Task to complete: Reproduce every entry that follows word for word, but omit the images.

Entries shown:
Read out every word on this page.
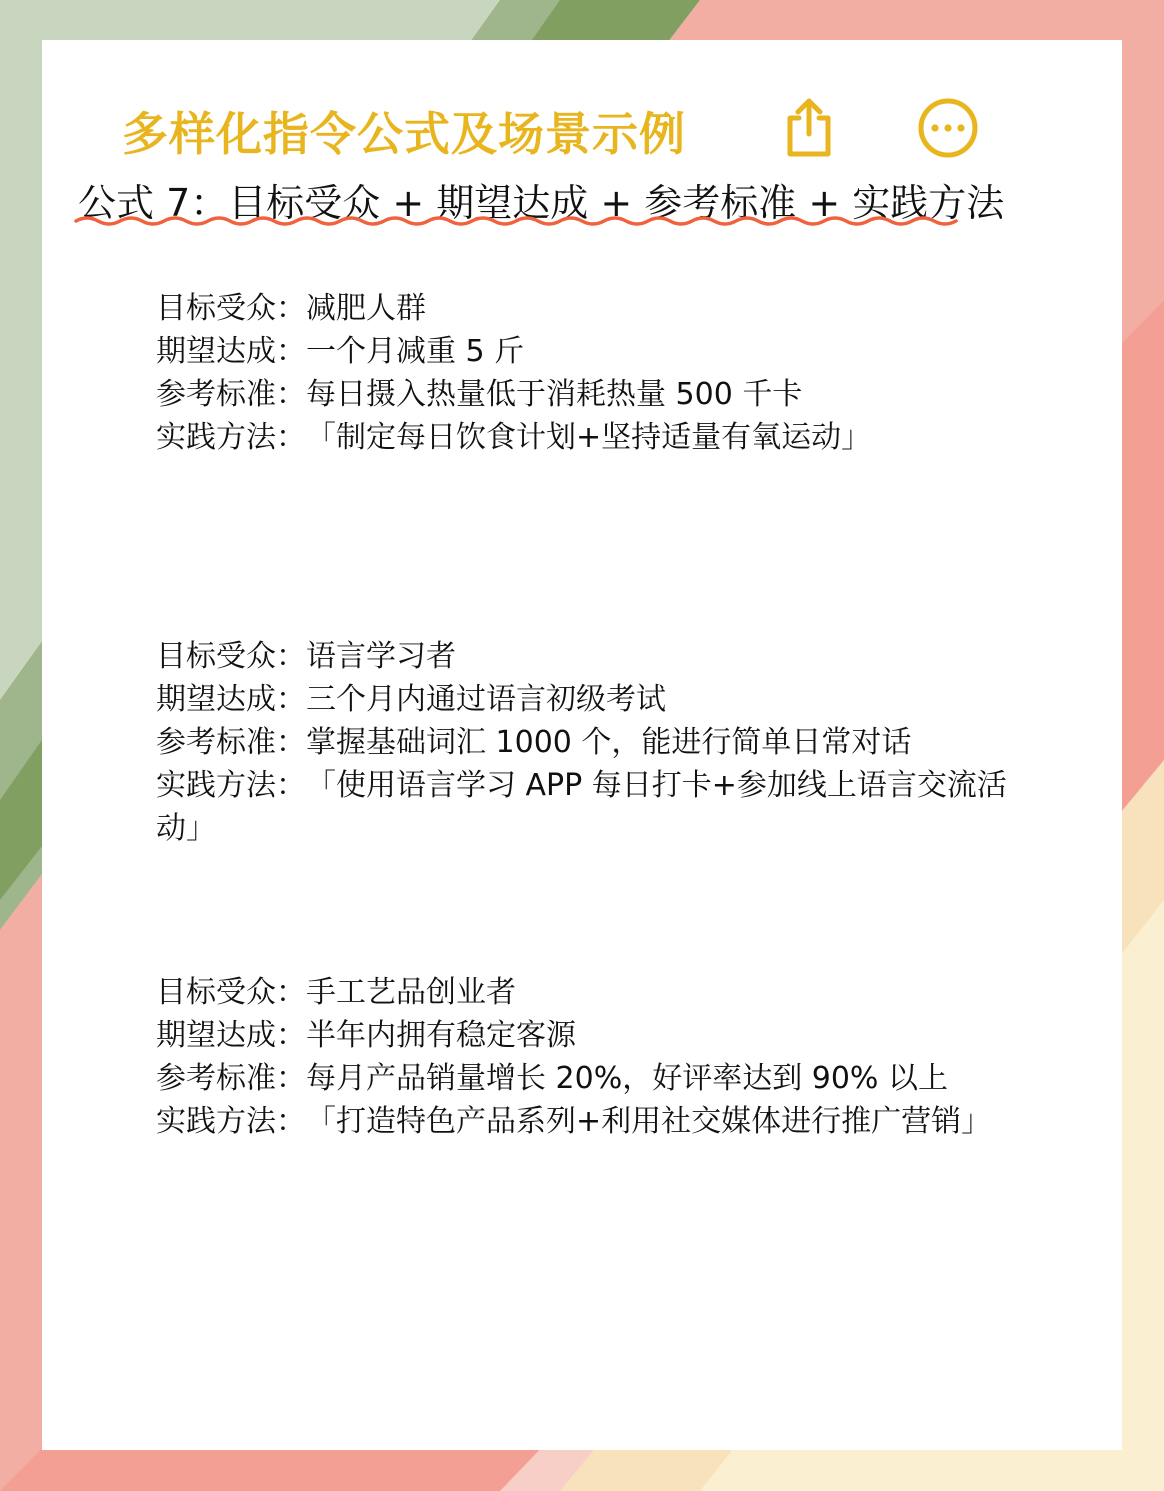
多样化指令公式及场景示例
公式 7：目标受众 + 期望达成 + 参考标准 + 实践方法
目标受众： 减肥人群
期望达成： 一个月减重 5 斤
参考标准： 每日摄入热量低于消耗热量 500 千卡
实践方法： 「制定每日饮食计划+坚持适量有氧运动」
目标受众： 语言学习者
期望达成： 三个月内通过语言初级考试
参考标准： 掌握基础词汇 1000 个，能进行简单日常对话
实践方法： 「使用语言学习 APP 每日打卡+参加线上语言交流活
动」
目标受众： 手工艺品创业者
期望达成： 半年内拥有稳定客源
参考标准： 每月产品销量增长 20%，好评率达到 90% 以上
实践方法： 「打造特色产品系列+利用社交媒体进行推广营销」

Task output:
Read out every word on this page.
多样化指令公式及场景示例
公式 7：目标受众 + 期望达成 + 参考标准 + 实践方法
目标受众： 减肥人群
期望达成： 一个月减重 5 斤
参考标准： 每日摄入热量低于消耗热量 500 千卡
实践方法： 「制定每日饮食计划+坚持适量有氧运动」
目标受众： 语言学习者
期望达成： 三个月内通过语言初级考试
参考标准： 掌握基础词汇 1000 个，能进行简单日常对话
实践方法： 「使用语言学习 APP 每日打卡+参加线上语言交流活
动」
目标受众： 手工艺品创业者
期望达成： 半年内拥有稳定客源
参考标准： 每月产品销量增长 20%，好评率达到 90% 以上
实践方法： 「打造特色产品系列+利用社交媒体进行推广营销」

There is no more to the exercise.